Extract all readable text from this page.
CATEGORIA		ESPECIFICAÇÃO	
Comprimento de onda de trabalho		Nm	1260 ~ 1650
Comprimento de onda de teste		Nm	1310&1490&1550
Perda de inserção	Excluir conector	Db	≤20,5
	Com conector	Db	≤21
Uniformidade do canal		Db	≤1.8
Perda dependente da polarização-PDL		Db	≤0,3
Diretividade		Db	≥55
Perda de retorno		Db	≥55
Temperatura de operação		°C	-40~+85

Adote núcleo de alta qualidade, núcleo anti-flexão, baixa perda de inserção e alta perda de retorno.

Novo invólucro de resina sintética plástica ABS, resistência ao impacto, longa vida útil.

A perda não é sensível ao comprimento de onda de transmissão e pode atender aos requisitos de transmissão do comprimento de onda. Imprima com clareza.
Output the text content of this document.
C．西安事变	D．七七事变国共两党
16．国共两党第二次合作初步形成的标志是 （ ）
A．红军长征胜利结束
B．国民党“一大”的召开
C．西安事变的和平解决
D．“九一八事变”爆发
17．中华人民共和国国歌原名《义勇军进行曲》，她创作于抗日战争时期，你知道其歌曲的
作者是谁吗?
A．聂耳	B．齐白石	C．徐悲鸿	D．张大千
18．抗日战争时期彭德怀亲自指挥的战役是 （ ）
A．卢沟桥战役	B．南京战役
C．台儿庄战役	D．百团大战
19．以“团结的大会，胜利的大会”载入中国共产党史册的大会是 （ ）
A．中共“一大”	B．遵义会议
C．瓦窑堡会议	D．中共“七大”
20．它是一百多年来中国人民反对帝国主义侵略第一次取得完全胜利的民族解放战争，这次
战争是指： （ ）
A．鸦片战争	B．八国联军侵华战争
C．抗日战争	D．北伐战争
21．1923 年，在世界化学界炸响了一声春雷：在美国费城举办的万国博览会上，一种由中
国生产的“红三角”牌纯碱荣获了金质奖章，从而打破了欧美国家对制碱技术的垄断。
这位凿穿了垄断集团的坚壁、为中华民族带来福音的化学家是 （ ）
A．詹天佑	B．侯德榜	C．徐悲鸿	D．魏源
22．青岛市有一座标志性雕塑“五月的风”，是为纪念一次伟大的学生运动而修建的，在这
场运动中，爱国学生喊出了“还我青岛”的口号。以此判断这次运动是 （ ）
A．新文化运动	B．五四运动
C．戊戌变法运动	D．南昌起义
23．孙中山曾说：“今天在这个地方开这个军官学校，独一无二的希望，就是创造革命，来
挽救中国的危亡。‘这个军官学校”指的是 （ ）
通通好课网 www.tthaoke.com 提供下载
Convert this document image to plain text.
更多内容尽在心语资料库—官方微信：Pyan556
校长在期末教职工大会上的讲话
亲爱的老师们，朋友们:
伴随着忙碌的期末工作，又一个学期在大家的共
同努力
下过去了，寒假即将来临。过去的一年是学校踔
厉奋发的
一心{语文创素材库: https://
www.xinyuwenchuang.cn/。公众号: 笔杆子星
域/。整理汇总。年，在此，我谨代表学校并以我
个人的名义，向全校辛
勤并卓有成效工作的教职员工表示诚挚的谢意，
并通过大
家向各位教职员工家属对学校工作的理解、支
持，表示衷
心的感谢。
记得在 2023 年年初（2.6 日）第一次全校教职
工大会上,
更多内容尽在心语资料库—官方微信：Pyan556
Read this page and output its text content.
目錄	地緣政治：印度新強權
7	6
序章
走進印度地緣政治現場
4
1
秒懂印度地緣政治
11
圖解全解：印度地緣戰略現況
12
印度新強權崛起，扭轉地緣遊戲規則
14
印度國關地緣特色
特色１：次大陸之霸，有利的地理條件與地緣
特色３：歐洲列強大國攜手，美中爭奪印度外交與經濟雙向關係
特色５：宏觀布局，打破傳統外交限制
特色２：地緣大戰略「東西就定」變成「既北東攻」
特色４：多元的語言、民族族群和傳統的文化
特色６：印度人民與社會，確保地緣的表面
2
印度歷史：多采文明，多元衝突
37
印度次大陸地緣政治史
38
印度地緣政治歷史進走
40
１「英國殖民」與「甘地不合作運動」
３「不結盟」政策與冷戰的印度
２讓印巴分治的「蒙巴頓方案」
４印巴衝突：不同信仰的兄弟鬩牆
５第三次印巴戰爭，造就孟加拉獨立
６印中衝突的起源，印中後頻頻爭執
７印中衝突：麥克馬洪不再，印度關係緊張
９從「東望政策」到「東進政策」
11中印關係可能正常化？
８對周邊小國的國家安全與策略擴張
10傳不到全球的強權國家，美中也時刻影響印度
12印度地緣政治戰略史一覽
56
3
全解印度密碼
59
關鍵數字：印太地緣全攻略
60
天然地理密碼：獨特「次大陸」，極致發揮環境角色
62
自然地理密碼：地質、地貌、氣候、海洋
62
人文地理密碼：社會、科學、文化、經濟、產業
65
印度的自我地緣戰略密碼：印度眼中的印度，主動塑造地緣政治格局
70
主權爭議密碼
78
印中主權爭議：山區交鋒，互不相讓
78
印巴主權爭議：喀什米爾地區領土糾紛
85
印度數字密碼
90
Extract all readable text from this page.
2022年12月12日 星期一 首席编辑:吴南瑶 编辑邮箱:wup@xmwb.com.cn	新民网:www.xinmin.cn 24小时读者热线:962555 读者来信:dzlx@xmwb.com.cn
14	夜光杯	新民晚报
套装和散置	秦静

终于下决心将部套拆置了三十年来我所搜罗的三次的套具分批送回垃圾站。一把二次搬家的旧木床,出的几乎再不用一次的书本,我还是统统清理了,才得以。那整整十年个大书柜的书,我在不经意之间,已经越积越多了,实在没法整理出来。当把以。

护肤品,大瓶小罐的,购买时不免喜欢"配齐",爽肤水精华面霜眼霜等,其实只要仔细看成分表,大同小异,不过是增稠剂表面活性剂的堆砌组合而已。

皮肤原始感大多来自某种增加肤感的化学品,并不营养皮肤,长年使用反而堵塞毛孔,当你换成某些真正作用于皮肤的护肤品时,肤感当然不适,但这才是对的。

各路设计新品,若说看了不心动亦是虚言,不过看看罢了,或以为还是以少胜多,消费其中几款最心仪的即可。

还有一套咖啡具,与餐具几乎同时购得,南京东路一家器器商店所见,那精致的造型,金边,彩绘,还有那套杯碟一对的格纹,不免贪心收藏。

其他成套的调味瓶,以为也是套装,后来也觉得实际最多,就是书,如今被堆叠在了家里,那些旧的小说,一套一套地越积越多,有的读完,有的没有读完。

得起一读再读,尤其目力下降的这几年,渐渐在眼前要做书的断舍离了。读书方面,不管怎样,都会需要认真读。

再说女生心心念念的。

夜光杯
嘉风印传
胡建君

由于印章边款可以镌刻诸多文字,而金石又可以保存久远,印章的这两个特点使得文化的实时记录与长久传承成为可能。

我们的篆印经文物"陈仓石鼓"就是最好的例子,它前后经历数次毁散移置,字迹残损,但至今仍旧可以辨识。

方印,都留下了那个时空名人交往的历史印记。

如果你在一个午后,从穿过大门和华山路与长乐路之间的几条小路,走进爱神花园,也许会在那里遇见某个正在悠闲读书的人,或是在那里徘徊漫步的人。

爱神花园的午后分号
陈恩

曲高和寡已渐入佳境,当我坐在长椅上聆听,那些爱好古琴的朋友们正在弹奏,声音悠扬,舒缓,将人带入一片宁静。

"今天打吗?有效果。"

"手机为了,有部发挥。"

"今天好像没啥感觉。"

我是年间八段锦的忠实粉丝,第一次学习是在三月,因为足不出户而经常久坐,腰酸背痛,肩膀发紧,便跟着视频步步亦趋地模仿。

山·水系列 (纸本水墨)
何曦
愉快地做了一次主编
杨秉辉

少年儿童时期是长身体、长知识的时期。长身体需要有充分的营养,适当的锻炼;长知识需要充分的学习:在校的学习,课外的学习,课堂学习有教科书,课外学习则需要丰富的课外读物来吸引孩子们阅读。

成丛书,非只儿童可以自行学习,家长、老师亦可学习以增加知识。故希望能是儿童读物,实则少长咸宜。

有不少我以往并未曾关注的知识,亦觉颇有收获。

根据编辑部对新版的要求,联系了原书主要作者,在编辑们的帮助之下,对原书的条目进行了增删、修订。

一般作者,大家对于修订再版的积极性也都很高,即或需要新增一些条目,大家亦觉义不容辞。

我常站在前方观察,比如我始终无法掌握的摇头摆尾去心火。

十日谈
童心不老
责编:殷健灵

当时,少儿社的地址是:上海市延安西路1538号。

■ ■ ■ ■ ■ ■ ■

▶ _THE PROBLEM_:
From the entries above, list each line with "document" in it.

▶ _RESPONSE FOR THIS EXERCISE_:
Output the text content of this document.
Convert this document image to plain text.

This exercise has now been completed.